» **DIRECTIVE**
Sort through the data and copy the lines holding the word "ainda".

» **RECORDS FOR THE TASK**
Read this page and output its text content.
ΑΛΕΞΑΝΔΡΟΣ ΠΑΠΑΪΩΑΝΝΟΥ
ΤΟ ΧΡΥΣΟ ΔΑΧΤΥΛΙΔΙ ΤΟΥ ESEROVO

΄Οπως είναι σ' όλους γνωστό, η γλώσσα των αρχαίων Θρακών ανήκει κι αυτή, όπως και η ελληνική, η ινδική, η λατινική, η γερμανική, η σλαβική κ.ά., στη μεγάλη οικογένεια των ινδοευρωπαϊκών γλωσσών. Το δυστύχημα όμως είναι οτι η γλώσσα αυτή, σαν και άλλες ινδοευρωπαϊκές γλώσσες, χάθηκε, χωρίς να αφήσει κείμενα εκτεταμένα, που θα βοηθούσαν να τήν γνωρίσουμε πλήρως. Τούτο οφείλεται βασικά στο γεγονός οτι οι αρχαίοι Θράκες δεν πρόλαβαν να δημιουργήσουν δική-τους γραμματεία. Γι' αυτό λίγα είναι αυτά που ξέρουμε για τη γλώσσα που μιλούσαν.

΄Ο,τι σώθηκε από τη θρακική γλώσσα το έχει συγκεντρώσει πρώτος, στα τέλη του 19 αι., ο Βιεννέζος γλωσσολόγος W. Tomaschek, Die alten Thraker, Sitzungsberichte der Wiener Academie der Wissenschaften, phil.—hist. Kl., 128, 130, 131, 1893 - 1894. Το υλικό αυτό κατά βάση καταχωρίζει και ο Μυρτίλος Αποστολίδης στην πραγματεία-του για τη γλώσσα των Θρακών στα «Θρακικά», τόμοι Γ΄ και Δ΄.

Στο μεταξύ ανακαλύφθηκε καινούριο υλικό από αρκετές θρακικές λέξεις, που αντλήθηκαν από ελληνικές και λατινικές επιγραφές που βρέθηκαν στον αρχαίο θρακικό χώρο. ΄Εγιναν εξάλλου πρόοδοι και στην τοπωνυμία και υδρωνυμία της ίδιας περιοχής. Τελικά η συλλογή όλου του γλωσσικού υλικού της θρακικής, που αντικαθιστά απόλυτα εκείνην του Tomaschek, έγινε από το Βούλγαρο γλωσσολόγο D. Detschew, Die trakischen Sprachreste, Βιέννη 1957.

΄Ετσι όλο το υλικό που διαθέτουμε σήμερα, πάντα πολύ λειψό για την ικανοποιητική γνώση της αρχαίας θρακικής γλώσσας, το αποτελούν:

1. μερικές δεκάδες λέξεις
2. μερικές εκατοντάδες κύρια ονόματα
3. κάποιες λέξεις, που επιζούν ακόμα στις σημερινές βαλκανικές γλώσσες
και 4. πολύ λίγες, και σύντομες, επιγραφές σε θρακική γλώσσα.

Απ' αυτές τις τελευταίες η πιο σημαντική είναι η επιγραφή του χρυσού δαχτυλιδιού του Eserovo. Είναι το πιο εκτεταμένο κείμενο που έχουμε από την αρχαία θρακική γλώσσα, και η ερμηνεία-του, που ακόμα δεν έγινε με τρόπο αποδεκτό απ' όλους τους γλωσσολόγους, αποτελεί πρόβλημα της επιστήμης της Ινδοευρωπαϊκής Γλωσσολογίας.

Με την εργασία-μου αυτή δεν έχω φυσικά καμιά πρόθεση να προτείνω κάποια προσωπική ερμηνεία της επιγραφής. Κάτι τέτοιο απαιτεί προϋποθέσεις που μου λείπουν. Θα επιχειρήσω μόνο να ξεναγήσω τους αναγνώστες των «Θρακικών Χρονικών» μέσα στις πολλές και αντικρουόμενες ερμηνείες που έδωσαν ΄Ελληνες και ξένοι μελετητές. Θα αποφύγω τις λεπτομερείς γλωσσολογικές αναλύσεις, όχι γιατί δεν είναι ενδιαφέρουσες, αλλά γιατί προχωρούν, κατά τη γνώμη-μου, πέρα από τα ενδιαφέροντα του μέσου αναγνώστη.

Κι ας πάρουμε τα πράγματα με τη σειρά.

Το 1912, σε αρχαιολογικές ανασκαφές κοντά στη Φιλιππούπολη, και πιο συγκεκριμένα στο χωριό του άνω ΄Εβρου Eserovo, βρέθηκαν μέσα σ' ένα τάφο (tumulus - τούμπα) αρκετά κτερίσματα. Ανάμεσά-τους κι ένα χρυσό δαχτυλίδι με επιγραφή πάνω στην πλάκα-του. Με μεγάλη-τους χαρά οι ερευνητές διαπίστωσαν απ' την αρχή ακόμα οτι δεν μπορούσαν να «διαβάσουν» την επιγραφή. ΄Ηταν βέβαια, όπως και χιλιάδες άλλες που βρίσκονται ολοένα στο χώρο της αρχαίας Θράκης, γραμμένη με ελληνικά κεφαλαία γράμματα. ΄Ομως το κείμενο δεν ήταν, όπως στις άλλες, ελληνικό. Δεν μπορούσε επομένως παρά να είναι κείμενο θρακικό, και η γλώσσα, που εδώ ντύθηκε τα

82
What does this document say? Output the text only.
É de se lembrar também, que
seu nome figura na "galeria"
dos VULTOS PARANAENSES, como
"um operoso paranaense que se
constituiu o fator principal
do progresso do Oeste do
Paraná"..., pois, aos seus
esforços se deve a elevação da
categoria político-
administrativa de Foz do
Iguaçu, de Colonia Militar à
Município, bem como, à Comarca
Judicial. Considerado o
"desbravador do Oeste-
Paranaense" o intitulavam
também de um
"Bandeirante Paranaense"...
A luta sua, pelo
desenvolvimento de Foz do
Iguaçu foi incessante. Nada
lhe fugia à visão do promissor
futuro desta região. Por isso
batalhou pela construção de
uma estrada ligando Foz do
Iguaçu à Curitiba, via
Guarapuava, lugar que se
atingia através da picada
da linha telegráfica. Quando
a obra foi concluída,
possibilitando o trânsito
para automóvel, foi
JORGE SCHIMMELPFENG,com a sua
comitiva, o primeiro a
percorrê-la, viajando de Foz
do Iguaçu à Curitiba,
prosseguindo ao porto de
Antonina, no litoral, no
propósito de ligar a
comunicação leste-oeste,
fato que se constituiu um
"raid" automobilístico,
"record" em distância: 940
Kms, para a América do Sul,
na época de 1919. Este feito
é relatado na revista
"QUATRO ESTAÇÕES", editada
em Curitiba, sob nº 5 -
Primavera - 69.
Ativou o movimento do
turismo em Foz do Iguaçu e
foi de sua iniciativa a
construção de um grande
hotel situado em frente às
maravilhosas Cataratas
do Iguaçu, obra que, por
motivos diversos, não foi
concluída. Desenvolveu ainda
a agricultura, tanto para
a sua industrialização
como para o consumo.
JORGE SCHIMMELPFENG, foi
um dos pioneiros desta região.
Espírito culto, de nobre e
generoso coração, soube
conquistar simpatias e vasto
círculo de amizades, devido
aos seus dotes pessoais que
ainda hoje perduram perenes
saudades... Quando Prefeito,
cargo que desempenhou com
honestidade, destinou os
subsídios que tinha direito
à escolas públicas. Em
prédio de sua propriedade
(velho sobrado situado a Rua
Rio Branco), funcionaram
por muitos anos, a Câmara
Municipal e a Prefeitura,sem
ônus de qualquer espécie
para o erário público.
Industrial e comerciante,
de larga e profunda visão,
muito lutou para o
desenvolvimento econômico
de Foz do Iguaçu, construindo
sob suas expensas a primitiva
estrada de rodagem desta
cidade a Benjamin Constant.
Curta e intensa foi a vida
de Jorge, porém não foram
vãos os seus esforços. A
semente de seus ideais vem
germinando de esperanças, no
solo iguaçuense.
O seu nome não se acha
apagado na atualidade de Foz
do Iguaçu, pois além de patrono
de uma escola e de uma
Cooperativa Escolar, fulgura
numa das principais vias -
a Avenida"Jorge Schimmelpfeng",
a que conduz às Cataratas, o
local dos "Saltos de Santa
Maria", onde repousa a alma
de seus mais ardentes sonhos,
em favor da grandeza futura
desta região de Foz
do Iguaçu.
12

» **COMPLETE ANSWER**
concluída. Desenvolveu ainda
ainda hoje perduram perenes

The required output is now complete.